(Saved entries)
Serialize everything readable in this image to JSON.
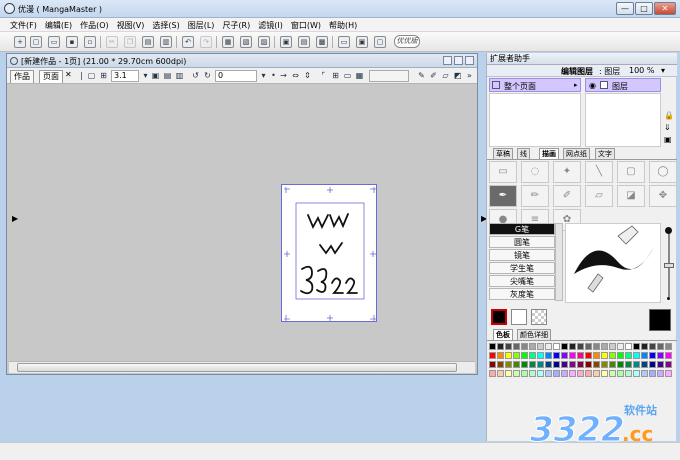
{
  "window": {
    "title": "优漫 ( MangaMaster )",
    "min_label": "—",
    "max_label": "□",
    "close_label": "✕"
  },
  "menu": [
    "文件(F)",
    "编辑(E)",
    "作品(O)",
    "视图(V)",
    "选择(S)",
    "图层(L)",
    "尺子(R)",
    "滤镜(I)",
    "窗口(W)",
    "帮助(H)"
  ],
  "toolbar": {
    "badge_label": "优优版"
  },
  "document": {
    "title": "[新建作品 - 1页] (21.00 * 29.70cm 600dpi)",
    "tabs": [
      "作品",
      "页面"
    ],
    "zoom": "3.1",
    "rotation": "0",
    "sketch_text": [
      "WW",
      "W",
      "3322"
    ]
  },
  "panel": {
    "title": "扩展者助手",
    "layer_header": {
      "edit_label": "编辑图层",
      "layer_label": ": 图层",
      "opacity": "100 %"
    },
    "pages_item": "整个页面",
    "layer_item": "图层",
    "tool_tabs": [
      "草稿",
      "线",
      "描画",
      "网点纸",
      "文字"
    ],
    "active_tool_tab": "描画",
    "pens": [
      "G笔",
      "圆笔",
      "镜笔",
      "学生笔",
      "尖嘴笔",
      "灰度笔"
    ],
    "selected_pen": "G笔",
    "color_tabs": [
      "色板",
      "颜色详细"
    ],
    "active_color_tab": "色板",
    "fg_color": "#000000",
    "bg_color": "#ffffff"
  },
  "colors": {
    "accent": "#d4c6ff",
    "page_border": "#6b6bd6",
    "titlebar": "#c3d7ee"
  },
  "watermark": {
    "text": "3322",
    "domain": ".cc",
    "label": "软件站"
  }
}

Aim of the exercise. Reproduce each record from above exactly; pictures do not belong in the copy.

Result.
Serialize everything readable in this image to JSON.
{
  "window": {
    "title": "优漫 ( MangaMaster )",
    "min_label": "—",
    "max_label": "□",
    "close_label": "✕"
  },
  "menu": [
    "文件(F)",
    "编辑(E)",
    "作品(O)",
    "视图(V)",
    "选择(S)",
    "图层(L)",
    "尺子(R)",
    "滤镜(I)",
    "窗口(W)",
    "帮助(H)"
  ],
  "toolbar": {
    "badge_label": "优优版"
  },
  "document": {
    "title": "[新建作品 - 1页] (21.00 * 29.70cm 600dpi)",
    "tabs": [
      "作品",
      "页面"
    ],
    "zoom": "3.1",
    "rotation": "0",
    "sketch_text": [
      "WW",
      "W",
      "3322"
    ]
  },
  "panel": {
    "title": "扩展者助手",
    "layer_header": {
      "edit_label": "编辑图层",
      "layer_label": ": 图层",
      "opacity": "100 %"
    },
    "pages_item": "整个页面",
    "layer_item": "图层",
    "tool_tabs": [
      "草稿",
      "线",
      "描画",
      "网点纸",
      "文字"
    ],
    "active_tool_tab": "描画",
    "pens": [
      "G笔",
      "圆笔",
      "镜笔",
      "学生笔",
      "尖嘴笔",
      "灰度笔"
    ],
    "selected_pen": "G笔",
    "color_tabs": [
      "色板",
      "颜色详细"
    ],
    "active_color_tab": "色板",
    "fg_color": "#000000",
    "bg_color": "#ffffff"
  },
  "colors": {
    "accent": "#d4c6ff",
    "page_border": "#6b6bd6",
    "titlebar": "#c3d7ee"
  },
  "watermark": {
    "text": "3322",
    "domain": ".cc",
    "label": "软件站"
  }
}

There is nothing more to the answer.